● What you will do:
Can you find the lines of the listing that include "Prob" and copy every one?

● Material for the task:
=-=-=-=-=

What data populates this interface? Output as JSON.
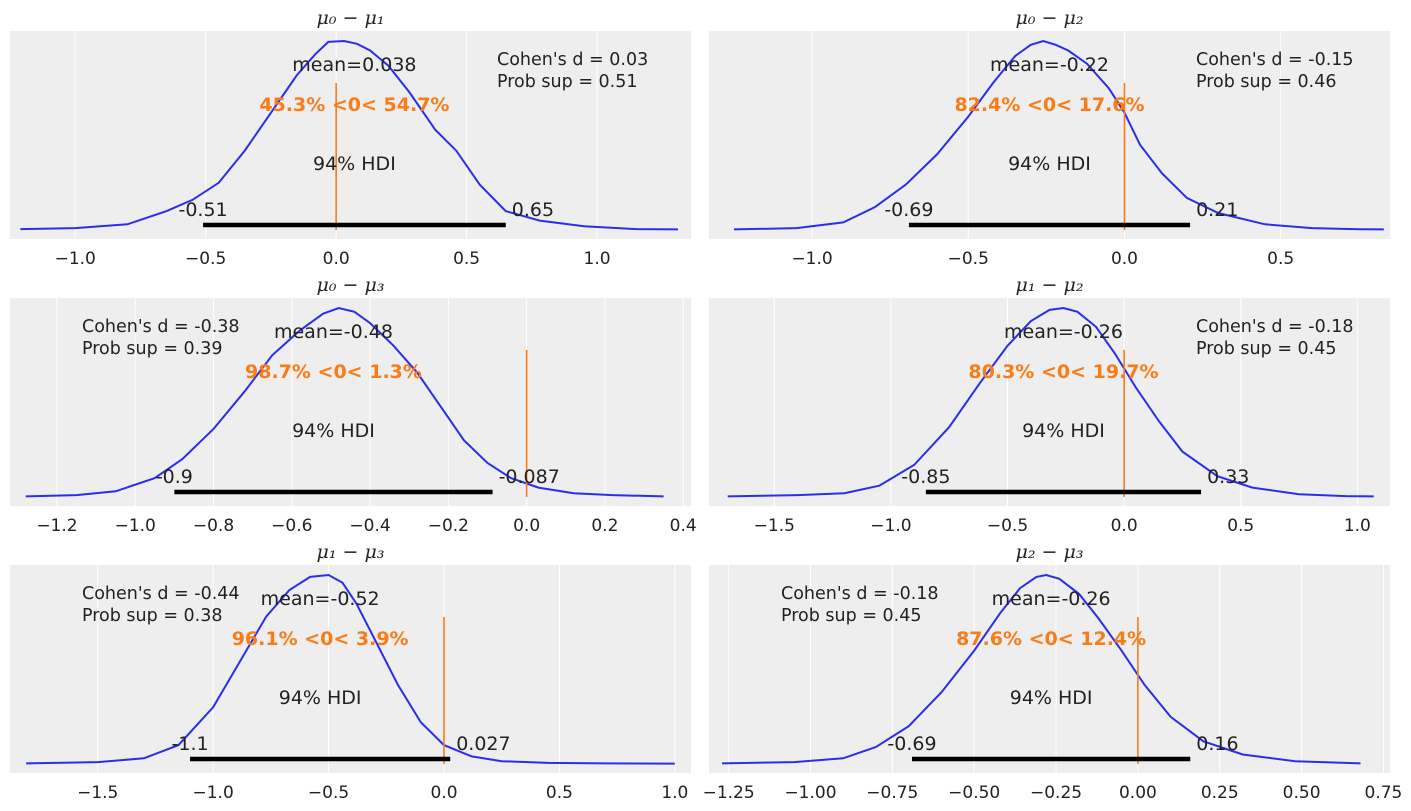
{
  "colors": {
    "kde": "#2a2eec",
    "ref": "#fa7c17",
    "hdi": "#000000",
    "background": "#eeeeee"
  },
  "chart_data": [
    {
      "type": "line",
      "title": "μ₀ − μ₁",
      "xlim": [
        -1.25,
        1.36
      ],
      "xticks": [
        -1.0,
        -0.5,
        0.0,
        0.5,
        1.0
      ],
      "xtick_labels": [
        "−1.0",
        "−0.5",
        "0.0",
        "0.5",
        "1.0"
      ],
      "mean_label": "mean=0.038",
      "ref_label": "45.3% <0< 54.7%",
      "ref_value": 0,
      "hdi_label": "94% HDI",
      "hdi": [
        -0.51,
        0.65
      ],
      "hdi_low_label": "-0.51",
      "hdi_high_label": "0.65",
      "cohen_label": "Cohen's d = 0.03",
      "prob_label": "Prob sup = 0.51",
      "stats_pos": "top-right",
      "kde_x": [
        -1.21,
        -1.0,
        -0.8,
        -0.65,
        -0.55,
        -0.45,
        -0.35,
        -0.25,
        -0.15,
        -0.08,
        -0.03,
        0.03,
        0.08,
        0.13,
        0.2,
        0.28,
        0.38,
        0.46,
        0.55,
        0.65,
        0.78,
        0.95,
        1.15,
        1.31
      ],
      "kde_y": [
        0.005,
        0.01,
        0.03,
        0.1,
        0.16,
        0.25,
        0.42,
        0.62,
        0.82,
        0.93,
        0.995,
        1.0,
        0.985,
        0.95,
        0.87,
        0.73,
        0.53,
        0.42,
        0.24,
        0.1,
        0.05,
        0.02,
        0.005,
        0.003
      ]
    },
    {
      "type": "line",
      "title": "μ₀ − μ₂",
      "xlim": [
        -1.33,
        0.85
      ],
      "xticks": [
        -1.0,
        -0.5,
        0.0,
        0.5
      ],
      "xtick_labels": [
        "−1.0",
        "−0.5",
        "0.0",
        "0.5"
      ],
      "mean_label": "mean=-0.22",
      "ref_label": "82.4% <0< 17.6%",
      "ref_value": 0,
      "hdi_label": "94% HDI",
      "hdi": [
        -0.69,
        0.21
      ],
      "hdi_low_label": "-0.69",
      "hdi_high_label": "0.21",
      "cohen_label": "Cohen's d = -0.15",
      "prob_label": "Prob sup = 0.46",
      "stats_pos": "top-right",
      "kde_x": [
        -1.25,
        -1.05,
        -0.9,
        -0.8,
        -0.7,
        -0.6,
        -0.5,
        -0.42,
        -0.35,
        -0.3,
        -0.26,
        -0.22,
        -0.18,
        -0.12,
        -0.05,
        0.0,
        0.05,
        0.12,
        0.2,
        0.3,
        0.45,
        0.6,
        0.75,
        0.83
      ],
      "kde_y": [
        0.003,
        0.01,
        0.04,
        0.12,
        0.24,
        0.4,
        0.6,
        0.78,
        0.92,
        0.98,
        1.0,
        0.98,
        0.95,
        0.88,
        0.75,
        0.62,
        0.45,
        0.3,
        0.17,
        0.09,
        0.03,
        0.01,
        0.004,
        0.003
      ]
    },
    {
      "type": "line",
      "title": "μ₀ − μ₃",
      "xlim": [
        -1.32,
        0.42
      ],
      "xticks": [
        -1.2,
        -1.0,
        -0.8,
        -0.6,
        -0.4,
        -0.2,
        0.0,
        0.2,
        0.4
      ],
      "xtick_labels": [
        "−1.2",
        "−1.0",
        "−0.8",
        "−0.6",
        "−0.4",
        "−0.2",
        "0.0",
        "0.2",
        "0.4"
      ],
      "mean_label": "mean=-0.48",
      "ref_label": "98.7% <0< 1.3%",
      "ref_value": 0,
      "hdi_label": "94% HDI",
      "hdi": [
        -0.9,
        -0.087
      ],
      "hdi_low_label": "-0.9",
      "hdi_high_label": "-0.087",
      "cohen_label": "Cohen's d = -0.38",
      "prob_label": "Prob sup = 0.39",
      "stats_pos": "top-left",
      "kde_x": [
        -1.28,
        -1.15,
        -1.05,
        -0.95,
        -0.88,
        -0.8,
        -0.72,
        -0.65,
        -0.58,
        -0.52,
        -0.48,
        -0.44,
        -0.4,
        -0.34,
        -0.28,
        -0.22,
        -0.16,
        -0.1,
        -0.04,
        0.03,
        0.12,
        0.22,
        0.35
      ],
      "kde_y": [
        0.003,
        0.01,
        0.03,
        0.1,
        0.2,
        0.36,
        0.56,
        0.75,
        0.88,
        0.97,
        1.0,
        0.98,
        0.92,
        0.8,
        0.66,
        0.48,
        0.3,
        0.18,
        0.1,
        0.05,
        0.02,
        0.01,
        0.003
      ]
    },
    {
      "type": "line",
      "title": "μ₁ − μ₂",
      "xlim": [
        -1.78,
        1.14
      ],
      "xticks": [
        -1.5,
        -1.0,
        -0.5,
        0.0,
        0.5,
        1.0
      ],
      "xtick_labels": [
        "−1.5",
        "−1.0",
        "−0.5",
        "0.0",
        "0.5",
        "1.0"
      ],
      "mean_label": "mean=-0.26",
      "ref_label": "80.3% <0< 19.7%",
      "ref_value": 0,
      "hdi_label": "94% HDI",
      "hdi": [
        -0.85,
        0.33
      ],
      "hdi_low_label": "-0.85",
      "hdi_high_label": "0.33",
      "cohen_label": "Cohen's d = -0.18",
      "prob_label": "Prob sup = 0.45",
      "stats_pos": "top-right",
      "kde_x": [
        -1.7,
        -1.4,
        -1.2,
        -1.05,
        -0.9,
        -0.75,
        -0.62,
        -0.5,
        -0.4,
        -0.32,
        -0.26,
        -0.2,
        -0.12,
        -0.04,
        0.05,
        0.15,
        0.25,
        0.4,
        0.55,
        0.75,
        0.95,
        1.07
      ],
      "kde_y": [
        0.003,
        0.01,
        0.02,
        0.06,
        0.17,
        0.37,
        0.6,
        0.8,
        0.93,
        0.99,
        1.0,
        0.98,
        0.9,
        0.76,
        0.58,
        0.4,
        0.24,
        0.11,
        0.05,
        0.015,
        0.005,
        0.003
      ]
    },
    {
      "type": "line",
      "title": "μ₁ − μ₃",
      "xlim": [
        -1.88,
        1.07
      ],
      "xticks": [
        -1.5,
        -1.0,
        -0.5,
        0.0,
        0.5,
        1.0
      ],
      "xtick_labels": [
        "−1.5",
        "−1.0",
        "−0.5",
        "0.0",
        "0.5",
        "1.0"
      ],
      "mean_label": "mean=-0.52",
      "ref_label": "96.1% <0< 3.9%",
      "ref_value": 0,
      "hdi_label": "94% HDI",
      "hdi": [
        -1.1,
        0.027
      ],
      "hdi_low_label": "-1.1",
      "hdi_high_label": "0.027",
      "cohen_label": "Cohen's d = -0.44",
      "prob_label": "Prob sup = 0.38",
      "stats_pos": "top-left",
      "kde_x": [
        -1.81,
        -1.5,
        -1.3,
        -1.15,
        -1.0,
        -0.88,
        -0.77,
        -0.67,
        -0.58,
        -0.5,
        -0.44,
        -0.38,
        -0.3,
        -0.2,
        -0.1,
        0.0,
        0.12,
        0.25,
        0.45,
        0.7,
        1.0
      ],
      "kde_y": [
        0.003,
        0.01,
        0.03,
        0.1,
        0.3,
        0.55,
        0.78,
        0.92,
        0.99,
        1.0,
        0.96,
        0.85,
        0.66,
        0.42,
        0.22,
        0.1,
        0.04,
        0.015,
        0.006,
        0.003,
        0.002
      ]
    },
    {
      "type": "line",
      "title": "μ₂ − μ₃",
      "xlim": [
        -1.31,
        0.77
      ],
      "xticks": [
        -1.25,
        -1.0,
        -0.75,
        -0.5,
        -0.25,
        0.0,
        0.25,
        0.5,
        0.75
      ],
      "xtick_labels": [
        "−1.25",
        "−1.00",
        "−0.75",
        "−0.50",
        "−0.25",
        "0.00",
        "0.25",
        "0.50",
        "0.75"
      ],
      "mean_label": "mean=-0.26",
      "ref_label": "87.6% <0< 12.4%",
      "ref_value": 0,
      "hdi_label": "94% HDI",
      "hdi": [
        -0.69,
        0.16
      ],
      "hdi_low_label": "-0.69",
      "hdi_high_label": "0.16",
      "cohen_label": "Cohen's d = -0.18",
      "prob_label": "Prob sup = 0.45",
      "stats_pos": "top-left",
      "kde_x": [
        -1.27,
        -1.05,
        -0.9,
        -0.8,
        -0.7,
        -0.6,
        -0.5,
        -0.42,
        -0.36,
        -0.31,
        -0.28,
        -0.24,
        -0.18,
        -0.12,
        -0.05,
        0.02,
        0.1,
        0.2,
        0.32,
        0.48,
        0.68
      ],
      "kde_y": [
        0.003,
        0.01,
        0.03,
        0.09,
        0.2,
        0.38,
        0.6,
        0.8,
        0.93,
        0.99,
        1.0,
        0.98,
        0.9,
        0.77,
        0.6,
        0.42,
        0.25,
        0.12,
        0.05,
        0.015,
        0.003
      ]
    }
  ]
}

=-=-=-=-=

● The output:
      "prob_label": "Prob sup = 0.51",
      "prob_label": "Prob sup = 0.46",
      "prob_label": "Prob sup = 0.39",
      "prob_label": "Prob sup = 0.45",
      "prob_label": "Prob sup = 0.38",
      "prob_label": "Prob sup = 0.45",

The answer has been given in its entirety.